(Data entries)
start

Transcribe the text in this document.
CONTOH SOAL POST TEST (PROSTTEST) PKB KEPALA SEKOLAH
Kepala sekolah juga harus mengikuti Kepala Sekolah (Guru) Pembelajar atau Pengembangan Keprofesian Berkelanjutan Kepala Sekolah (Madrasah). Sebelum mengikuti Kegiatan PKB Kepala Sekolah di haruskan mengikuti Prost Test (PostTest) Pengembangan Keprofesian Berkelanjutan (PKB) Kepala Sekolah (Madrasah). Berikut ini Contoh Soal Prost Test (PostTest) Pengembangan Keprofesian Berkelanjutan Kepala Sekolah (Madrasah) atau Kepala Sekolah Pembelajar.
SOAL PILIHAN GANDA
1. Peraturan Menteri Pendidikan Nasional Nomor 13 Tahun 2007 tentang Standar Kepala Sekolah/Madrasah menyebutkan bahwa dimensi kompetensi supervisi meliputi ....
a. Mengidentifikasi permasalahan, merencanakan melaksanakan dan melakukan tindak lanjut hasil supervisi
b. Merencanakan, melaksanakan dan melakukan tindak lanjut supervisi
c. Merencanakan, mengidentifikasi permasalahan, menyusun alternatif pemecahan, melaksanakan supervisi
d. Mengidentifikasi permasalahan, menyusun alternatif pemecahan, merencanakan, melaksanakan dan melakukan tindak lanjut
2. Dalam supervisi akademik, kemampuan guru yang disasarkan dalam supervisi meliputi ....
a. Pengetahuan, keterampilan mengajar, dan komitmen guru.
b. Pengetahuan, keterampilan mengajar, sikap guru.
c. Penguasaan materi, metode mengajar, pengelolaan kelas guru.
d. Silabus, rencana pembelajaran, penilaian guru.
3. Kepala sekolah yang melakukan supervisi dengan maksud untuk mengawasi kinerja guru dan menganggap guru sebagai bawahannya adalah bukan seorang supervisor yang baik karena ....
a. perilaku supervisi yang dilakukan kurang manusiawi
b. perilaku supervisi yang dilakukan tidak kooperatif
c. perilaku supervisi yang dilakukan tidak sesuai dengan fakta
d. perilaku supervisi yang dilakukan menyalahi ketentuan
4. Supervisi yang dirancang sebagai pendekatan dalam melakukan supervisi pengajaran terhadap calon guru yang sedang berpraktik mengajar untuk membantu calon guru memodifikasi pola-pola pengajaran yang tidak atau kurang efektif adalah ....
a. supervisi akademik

end
start

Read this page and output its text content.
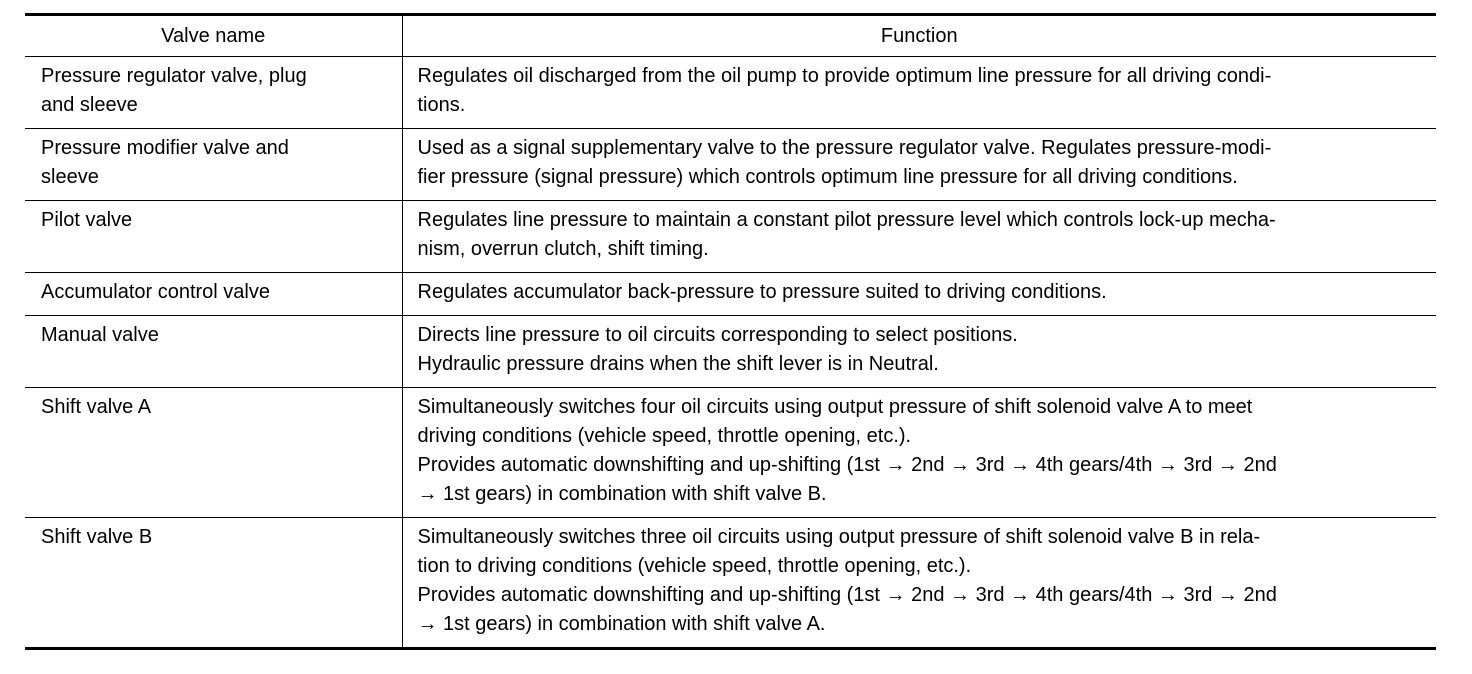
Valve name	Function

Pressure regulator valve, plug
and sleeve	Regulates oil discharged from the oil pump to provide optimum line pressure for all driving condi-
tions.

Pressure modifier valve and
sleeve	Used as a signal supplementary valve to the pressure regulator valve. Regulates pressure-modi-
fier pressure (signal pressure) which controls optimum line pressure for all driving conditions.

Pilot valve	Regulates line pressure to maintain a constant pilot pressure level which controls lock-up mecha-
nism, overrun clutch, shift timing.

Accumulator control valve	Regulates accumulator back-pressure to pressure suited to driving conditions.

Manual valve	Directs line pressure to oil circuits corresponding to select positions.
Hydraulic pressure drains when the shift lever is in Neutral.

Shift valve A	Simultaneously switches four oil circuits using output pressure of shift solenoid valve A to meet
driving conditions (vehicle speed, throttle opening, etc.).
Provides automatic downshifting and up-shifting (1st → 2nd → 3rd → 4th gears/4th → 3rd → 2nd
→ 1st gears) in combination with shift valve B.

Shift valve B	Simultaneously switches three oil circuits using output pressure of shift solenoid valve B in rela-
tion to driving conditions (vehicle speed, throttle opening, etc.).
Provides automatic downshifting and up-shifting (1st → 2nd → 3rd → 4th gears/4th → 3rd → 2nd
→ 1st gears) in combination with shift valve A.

end

* [Written request]
Go through the records and pull out each line that includes the word "circuits".

* [Task output]
Manual valve	Directs line pressure to oil circuits corresponding to select positions.
Shift valve A	Simultaneously switches four oil circuits using output pressure of shift solenoid valve A to meet
Shift valve B	Simultaneously switches three oil circuits using output pressure of shift solenoid valve B in rela-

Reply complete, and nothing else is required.